## Task to carry out
Return the listing below unchanged, minus its pictures.

-------- Provided information

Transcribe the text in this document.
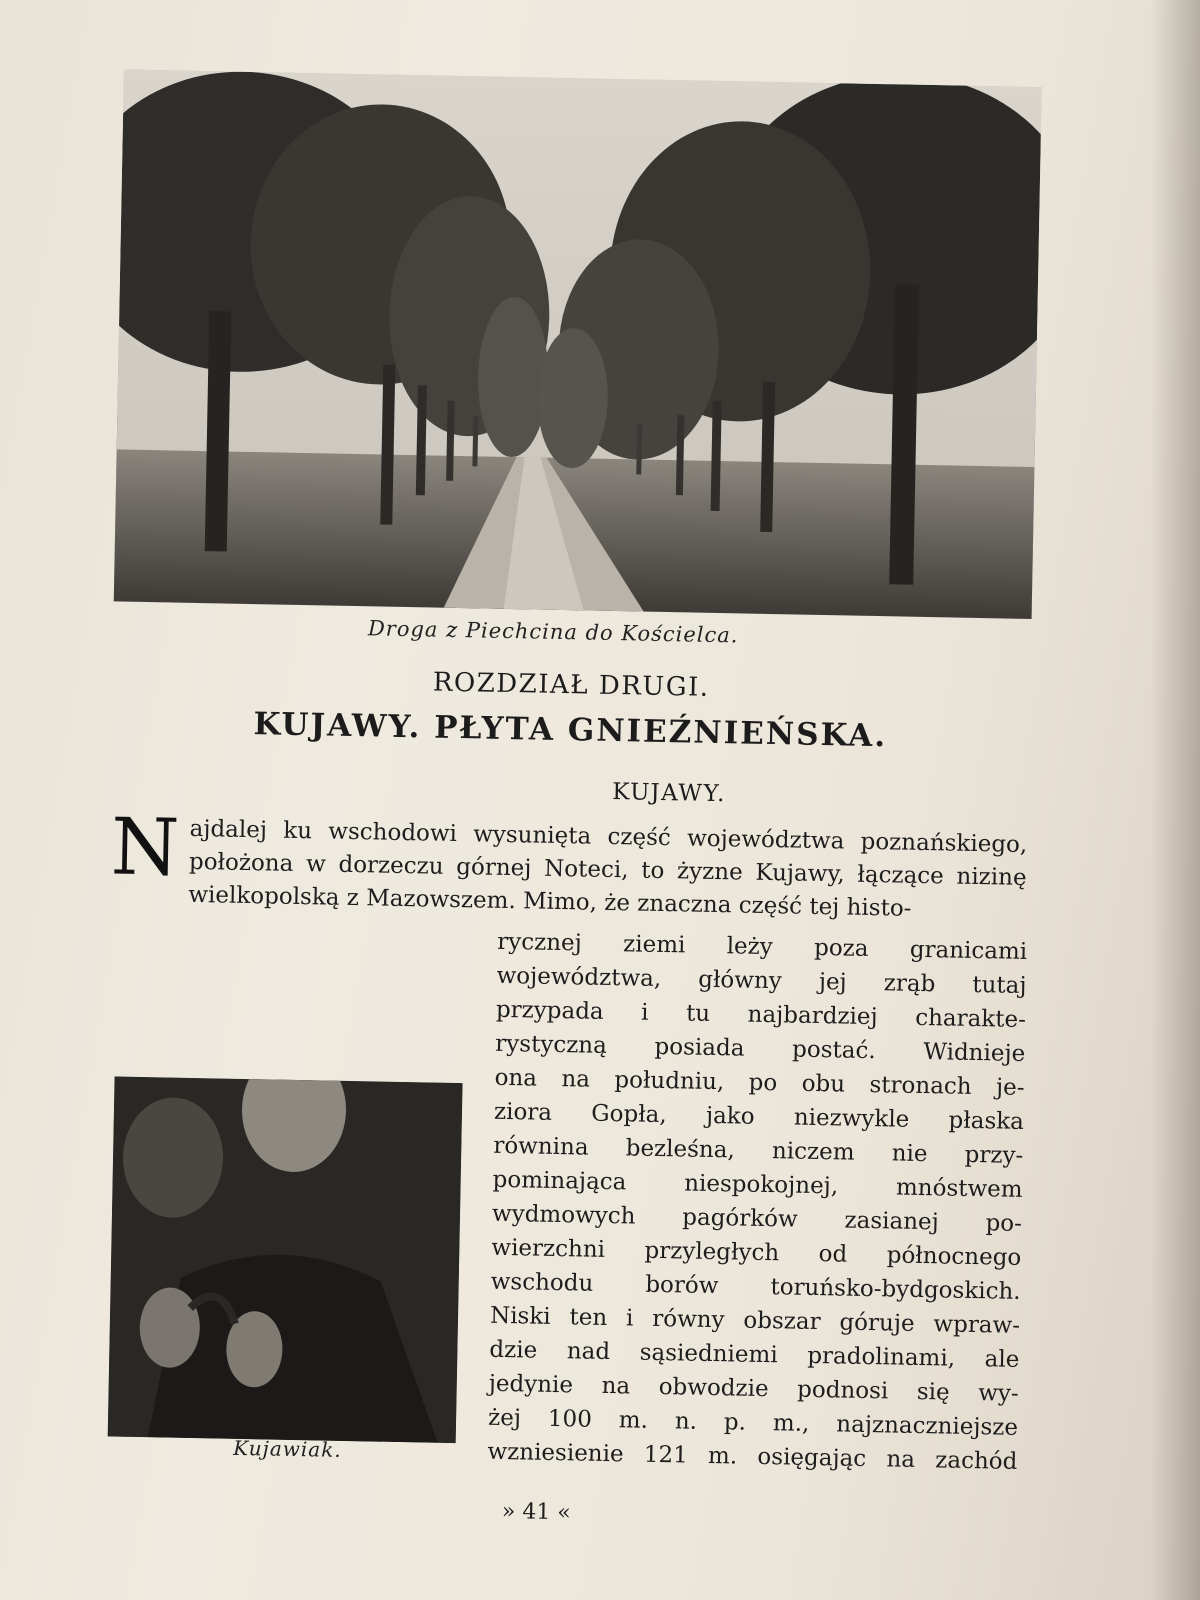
Droga z Piechcina do Kościelca.
ROZDZIAŁ DRUGI.
KUJAWY. PŁYTA GNIEŹNIEŃSKA.
KUJAWY.
N ajdalej ku wschodowi wysunięta część województwa poznańskiego, położona w dorzeczu górnej Noteci, to żyzne Kujawy, łączące nizinę wielkopolską z Mazowszem. Mimo, że znaczna część tej histo-

Kujawiak.
rycznej ziemi leży poza granicami
województwa, główny jej zrąb tutaj
przypada i tu najbardziej charakte-
rystyczną posiada postać. Widnieje
ona na południu, po obu stronach je-
ziora Gopła, jako niezwykle płaska
równina bezleśna, niczem nie przy-
pominająca niespokojnej, mnóstwem
wydmowych pagórków zasianej po-
wierzchni przyległych od północnego
wschodu borów toruńsko-bydgoskich.
Niski ten i równy obszar góruje wpraw-
dzie nad sąsiedniemi pradolinami, ale
jedynie na obwodzie podnosi się wy-
żej 100 m. n. p. m., najznaczniejsze
wzniesienie 121 m. osięgając na zachód
» 41 «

----------------

## Response to this exercise
Transcribe the text in this document.
Droga z Piechcina do Kościelca.
ROZDZIAŁ DRUGI.
KUJAWY. PŁYTA GNIEŹNIEŃSKA.
KUJAWY.
N ajdalej ku wschodowi wysunięta część województwa poznańskiego, położona w dorzeczu górnej Noteci, to żyzne Kujawy, łączące nizinę wielkopolską z Mazowszem. Mimo, że znaczna część tej histo-

Kujawiak.
rycznej ziemi leży poza granicami
województwa, główny jej zrąb tutaj
przypada i tu najbardziej charakte-
rystyczną posiada postać. Widnieje
ona na południu, po obu stronach je-
ziora Gopła, jako niezwykle płaska
równina bezleśna, niczem nie przy-
pominająca niespokojnej, mnóstwem
wydmowych pagórków zasianej po-
wierzchni przyległych od północnego
wschodu borów toruńsko-bydgoskich.
Niski ten i równy obszar góruje wpraw-
dzie nad sąsiedniemi pradolinami, ale
jedynie na obwodzie podnosi się wy-
żej 100 m. n. p. m., najznaczniejsze
wzniesienie 121 m. osięgając na zachód
» 41 «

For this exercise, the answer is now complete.